--- Your task ---
Tally the lines in the data that follows that include the word "name", and report nothing but the total.

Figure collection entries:
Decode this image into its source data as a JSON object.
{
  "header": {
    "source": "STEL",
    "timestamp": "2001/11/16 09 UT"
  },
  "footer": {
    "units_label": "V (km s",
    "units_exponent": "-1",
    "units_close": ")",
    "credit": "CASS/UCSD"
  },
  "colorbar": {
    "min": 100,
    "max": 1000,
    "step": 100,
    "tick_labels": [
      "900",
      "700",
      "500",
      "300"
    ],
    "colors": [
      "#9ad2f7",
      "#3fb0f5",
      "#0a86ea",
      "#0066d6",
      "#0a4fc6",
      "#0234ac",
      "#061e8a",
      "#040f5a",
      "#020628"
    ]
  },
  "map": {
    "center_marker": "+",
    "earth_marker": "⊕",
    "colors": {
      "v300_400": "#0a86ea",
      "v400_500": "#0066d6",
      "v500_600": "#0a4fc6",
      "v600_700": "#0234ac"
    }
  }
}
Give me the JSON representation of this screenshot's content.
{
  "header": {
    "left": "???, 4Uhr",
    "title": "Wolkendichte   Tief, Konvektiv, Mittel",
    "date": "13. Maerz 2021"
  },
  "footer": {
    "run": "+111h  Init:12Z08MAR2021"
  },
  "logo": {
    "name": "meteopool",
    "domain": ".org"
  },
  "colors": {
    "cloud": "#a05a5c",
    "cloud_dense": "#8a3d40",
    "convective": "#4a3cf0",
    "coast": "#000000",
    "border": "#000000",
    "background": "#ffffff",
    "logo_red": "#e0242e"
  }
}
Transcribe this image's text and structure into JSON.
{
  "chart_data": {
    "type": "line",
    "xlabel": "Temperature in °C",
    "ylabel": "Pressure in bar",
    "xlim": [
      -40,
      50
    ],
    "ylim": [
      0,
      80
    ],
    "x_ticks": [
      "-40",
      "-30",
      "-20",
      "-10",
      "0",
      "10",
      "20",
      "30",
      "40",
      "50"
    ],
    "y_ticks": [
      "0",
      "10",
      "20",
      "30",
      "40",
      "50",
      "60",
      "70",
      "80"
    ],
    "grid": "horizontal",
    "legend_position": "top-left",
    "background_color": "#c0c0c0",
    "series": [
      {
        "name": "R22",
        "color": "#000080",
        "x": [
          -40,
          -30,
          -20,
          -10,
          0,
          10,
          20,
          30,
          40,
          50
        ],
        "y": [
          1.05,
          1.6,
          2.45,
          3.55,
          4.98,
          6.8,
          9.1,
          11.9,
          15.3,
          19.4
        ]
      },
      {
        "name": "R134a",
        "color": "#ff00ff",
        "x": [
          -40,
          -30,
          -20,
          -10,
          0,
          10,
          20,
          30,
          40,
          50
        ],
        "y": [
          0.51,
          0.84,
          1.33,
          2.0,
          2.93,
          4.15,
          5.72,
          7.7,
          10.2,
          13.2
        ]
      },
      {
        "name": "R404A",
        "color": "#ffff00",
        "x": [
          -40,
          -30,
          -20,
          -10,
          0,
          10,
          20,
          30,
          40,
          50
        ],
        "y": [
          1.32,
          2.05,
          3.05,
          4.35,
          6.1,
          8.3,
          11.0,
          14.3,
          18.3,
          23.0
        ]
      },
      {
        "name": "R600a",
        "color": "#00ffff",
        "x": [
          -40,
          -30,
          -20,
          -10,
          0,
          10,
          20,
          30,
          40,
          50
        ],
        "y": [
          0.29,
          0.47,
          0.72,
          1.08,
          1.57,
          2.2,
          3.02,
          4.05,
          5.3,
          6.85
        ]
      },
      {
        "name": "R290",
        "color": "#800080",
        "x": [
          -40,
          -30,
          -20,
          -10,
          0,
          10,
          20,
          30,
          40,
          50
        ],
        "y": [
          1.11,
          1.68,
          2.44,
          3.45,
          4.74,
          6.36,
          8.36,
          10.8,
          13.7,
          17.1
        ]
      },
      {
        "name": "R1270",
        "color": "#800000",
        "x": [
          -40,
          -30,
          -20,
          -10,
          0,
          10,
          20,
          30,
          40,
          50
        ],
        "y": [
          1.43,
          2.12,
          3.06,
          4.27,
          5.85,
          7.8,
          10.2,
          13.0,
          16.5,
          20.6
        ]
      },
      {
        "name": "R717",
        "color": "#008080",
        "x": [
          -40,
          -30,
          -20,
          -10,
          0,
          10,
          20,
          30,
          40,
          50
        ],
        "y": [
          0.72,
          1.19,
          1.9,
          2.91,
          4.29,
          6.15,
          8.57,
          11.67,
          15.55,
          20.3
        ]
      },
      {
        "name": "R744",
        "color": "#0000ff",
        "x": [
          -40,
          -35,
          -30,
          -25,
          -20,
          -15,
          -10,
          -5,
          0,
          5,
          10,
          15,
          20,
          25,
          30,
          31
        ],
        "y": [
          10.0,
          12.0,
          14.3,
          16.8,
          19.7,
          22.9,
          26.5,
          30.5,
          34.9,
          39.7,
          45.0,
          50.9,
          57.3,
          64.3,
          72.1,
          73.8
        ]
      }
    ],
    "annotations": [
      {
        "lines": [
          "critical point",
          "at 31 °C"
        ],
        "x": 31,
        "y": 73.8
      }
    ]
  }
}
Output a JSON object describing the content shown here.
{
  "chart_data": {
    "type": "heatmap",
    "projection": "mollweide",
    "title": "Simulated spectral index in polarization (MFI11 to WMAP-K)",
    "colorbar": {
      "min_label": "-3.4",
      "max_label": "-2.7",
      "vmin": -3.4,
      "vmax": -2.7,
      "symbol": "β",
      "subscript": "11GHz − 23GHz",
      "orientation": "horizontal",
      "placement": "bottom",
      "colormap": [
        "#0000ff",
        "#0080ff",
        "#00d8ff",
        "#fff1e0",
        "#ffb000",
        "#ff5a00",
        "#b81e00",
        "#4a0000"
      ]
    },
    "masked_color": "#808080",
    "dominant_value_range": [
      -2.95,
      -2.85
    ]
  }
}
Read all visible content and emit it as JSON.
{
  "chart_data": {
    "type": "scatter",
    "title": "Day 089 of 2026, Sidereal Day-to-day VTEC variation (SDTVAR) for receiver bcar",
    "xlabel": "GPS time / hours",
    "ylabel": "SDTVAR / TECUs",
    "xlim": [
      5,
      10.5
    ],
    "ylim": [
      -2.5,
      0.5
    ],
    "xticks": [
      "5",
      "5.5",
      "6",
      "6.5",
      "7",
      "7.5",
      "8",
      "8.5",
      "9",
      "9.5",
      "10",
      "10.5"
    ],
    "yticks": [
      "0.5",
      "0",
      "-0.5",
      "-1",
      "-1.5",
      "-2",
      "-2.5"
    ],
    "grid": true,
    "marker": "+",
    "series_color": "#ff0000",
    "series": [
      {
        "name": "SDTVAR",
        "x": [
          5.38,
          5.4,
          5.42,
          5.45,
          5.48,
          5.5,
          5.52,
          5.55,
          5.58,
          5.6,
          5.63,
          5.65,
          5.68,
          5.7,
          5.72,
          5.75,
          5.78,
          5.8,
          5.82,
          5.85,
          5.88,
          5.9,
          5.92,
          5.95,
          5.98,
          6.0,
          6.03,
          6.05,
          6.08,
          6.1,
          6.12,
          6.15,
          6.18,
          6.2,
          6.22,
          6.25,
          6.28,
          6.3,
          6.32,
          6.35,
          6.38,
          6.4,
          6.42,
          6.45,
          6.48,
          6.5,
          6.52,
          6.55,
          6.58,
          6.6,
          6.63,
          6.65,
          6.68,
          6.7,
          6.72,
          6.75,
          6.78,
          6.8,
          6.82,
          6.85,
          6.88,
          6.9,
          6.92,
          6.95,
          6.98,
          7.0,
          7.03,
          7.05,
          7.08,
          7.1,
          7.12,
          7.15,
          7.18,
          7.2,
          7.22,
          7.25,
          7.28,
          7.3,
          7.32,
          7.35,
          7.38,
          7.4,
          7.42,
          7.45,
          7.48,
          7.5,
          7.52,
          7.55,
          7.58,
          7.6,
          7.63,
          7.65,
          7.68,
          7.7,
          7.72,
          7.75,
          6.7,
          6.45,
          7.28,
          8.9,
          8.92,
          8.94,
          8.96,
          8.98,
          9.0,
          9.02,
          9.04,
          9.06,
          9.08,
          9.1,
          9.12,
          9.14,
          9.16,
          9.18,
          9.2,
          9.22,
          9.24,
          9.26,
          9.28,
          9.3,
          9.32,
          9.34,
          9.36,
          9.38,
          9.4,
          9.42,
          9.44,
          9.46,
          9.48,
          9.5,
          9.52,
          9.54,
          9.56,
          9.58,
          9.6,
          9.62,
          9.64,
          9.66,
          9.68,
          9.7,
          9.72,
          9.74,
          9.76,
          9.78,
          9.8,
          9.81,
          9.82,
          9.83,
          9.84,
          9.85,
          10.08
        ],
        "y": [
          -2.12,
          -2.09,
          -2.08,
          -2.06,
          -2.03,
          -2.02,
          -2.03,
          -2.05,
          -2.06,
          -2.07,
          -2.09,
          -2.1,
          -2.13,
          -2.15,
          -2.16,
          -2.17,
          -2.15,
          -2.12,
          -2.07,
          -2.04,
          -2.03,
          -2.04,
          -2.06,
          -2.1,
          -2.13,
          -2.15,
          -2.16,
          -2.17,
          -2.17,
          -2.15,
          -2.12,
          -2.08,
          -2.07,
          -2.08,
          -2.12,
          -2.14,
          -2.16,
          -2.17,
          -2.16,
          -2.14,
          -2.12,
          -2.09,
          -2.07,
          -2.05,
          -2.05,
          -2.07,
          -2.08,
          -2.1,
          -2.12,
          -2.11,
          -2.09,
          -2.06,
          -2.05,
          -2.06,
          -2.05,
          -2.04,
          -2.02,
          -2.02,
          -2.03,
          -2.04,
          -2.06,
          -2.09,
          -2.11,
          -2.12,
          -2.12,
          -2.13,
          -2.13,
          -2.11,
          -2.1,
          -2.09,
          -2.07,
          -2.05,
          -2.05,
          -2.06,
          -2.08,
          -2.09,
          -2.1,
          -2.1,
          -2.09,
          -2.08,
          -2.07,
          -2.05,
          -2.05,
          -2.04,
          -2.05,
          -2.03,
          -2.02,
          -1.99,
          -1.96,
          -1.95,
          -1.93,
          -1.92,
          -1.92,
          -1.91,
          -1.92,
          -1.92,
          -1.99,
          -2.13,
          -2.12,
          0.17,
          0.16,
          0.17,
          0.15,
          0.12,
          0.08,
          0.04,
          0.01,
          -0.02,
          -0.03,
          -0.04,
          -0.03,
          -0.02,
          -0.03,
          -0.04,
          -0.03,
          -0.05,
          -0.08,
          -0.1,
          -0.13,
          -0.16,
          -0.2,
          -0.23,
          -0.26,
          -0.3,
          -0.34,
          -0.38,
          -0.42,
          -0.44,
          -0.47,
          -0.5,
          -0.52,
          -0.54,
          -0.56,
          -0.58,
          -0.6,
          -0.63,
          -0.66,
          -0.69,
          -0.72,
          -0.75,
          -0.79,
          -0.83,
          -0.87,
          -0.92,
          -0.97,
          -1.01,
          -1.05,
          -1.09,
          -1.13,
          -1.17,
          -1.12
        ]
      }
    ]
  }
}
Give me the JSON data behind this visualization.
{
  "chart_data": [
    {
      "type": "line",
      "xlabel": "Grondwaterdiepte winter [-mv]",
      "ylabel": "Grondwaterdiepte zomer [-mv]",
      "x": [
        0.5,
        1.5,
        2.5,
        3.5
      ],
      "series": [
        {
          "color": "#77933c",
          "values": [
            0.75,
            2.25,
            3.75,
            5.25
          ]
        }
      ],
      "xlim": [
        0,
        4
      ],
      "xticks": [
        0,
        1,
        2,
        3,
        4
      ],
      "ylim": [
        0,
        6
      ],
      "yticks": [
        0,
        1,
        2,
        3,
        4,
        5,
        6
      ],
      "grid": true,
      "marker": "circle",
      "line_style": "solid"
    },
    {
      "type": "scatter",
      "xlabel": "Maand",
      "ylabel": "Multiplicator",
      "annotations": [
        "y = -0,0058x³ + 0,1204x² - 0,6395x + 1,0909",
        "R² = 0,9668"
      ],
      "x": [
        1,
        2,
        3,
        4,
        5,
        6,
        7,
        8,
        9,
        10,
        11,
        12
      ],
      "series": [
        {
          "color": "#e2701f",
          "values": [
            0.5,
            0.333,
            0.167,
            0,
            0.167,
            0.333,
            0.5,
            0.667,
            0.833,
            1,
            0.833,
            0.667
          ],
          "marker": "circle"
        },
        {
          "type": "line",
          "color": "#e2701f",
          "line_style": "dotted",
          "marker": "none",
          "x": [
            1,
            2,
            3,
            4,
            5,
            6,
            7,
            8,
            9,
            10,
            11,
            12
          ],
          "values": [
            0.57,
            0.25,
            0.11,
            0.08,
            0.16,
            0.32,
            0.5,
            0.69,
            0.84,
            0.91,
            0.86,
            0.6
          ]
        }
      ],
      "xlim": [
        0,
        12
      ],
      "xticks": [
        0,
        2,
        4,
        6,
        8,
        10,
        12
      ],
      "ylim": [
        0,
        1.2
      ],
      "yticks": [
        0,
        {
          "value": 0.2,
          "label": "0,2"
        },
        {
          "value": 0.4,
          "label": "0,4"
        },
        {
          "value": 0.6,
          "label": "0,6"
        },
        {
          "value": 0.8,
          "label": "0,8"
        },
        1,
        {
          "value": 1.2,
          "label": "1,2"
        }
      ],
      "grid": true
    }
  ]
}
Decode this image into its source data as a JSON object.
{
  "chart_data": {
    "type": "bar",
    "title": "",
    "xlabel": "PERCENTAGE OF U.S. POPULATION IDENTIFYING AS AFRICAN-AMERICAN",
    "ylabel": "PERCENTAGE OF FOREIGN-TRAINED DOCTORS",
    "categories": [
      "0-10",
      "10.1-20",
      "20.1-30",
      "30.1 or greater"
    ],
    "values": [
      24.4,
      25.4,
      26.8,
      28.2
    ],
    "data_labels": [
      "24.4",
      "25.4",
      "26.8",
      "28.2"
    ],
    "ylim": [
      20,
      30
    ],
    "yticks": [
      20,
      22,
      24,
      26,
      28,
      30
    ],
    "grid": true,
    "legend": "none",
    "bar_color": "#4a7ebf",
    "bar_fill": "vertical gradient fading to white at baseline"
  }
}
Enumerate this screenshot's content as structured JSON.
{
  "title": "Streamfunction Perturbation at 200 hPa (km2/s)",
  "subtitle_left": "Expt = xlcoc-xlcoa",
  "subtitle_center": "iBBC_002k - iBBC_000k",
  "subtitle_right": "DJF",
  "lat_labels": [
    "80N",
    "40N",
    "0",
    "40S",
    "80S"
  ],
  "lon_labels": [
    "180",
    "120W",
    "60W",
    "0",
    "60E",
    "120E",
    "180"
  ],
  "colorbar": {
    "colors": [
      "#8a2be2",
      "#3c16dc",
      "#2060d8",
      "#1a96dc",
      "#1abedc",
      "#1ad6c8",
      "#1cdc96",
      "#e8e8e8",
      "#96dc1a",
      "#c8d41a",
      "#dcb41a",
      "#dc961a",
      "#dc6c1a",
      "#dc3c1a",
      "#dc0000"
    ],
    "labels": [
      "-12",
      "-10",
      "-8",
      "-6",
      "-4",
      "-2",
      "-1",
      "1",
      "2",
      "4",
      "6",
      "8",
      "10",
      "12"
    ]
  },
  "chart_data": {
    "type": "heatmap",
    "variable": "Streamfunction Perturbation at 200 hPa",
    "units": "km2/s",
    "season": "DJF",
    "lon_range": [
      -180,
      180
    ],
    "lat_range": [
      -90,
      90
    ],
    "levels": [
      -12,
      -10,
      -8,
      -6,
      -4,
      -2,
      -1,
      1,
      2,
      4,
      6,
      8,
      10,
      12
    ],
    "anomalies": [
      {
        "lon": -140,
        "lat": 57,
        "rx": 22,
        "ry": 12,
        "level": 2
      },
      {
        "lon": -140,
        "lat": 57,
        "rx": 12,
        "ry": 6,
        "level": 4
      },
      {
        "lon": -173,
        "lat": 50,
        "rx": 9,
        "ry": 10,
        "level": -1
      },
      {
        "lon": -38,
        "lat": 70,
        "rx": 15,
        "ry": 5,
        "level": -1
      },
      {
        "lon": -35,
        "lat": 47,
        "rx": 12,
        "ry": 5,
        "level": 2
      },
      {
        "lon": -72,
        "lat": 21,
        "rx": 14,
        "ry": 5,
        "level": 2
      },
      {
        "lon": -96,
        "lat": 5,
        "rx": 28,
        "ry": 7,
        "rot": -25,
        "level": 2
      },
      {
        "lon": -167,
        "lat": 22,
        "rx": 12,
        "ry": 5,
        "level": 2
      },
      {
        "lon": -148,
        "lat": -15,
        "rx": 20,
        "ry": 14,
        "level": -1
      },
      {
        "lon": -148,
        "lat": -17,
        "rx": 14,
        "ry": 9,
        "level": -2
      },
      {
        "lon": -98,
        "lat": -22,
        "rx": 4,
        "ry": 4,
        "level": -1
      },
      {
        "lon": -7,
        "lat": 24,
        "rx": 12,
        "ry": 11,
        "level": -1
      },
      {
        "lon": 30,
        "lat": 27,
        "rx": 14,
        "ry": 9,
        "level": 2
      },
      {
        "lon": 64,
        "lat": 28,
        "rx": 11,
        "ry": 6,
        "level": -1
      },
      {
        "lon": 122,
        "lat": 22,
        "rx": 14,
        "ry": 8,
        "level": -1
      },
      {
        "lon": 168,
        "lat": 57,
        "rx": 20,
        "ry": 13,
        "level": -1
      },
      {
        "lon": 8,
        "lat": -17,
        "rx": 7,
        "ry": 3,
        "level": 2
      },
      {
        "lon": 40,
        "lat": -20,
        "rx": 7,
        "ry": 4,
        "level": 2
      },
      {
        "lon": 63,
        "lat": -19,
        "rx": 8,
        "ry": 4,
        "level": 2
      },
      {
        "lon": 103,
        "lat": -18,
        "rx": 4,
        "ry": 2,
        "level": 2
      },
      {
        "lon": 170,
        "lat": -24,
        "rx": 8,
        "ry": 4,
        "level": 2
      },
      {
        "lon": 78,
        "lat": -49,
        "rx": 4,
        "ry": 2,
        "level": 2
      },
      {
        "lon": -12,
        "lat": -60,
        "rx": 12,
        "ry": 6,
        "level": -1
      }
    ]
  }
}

--- Solution to this task ---
10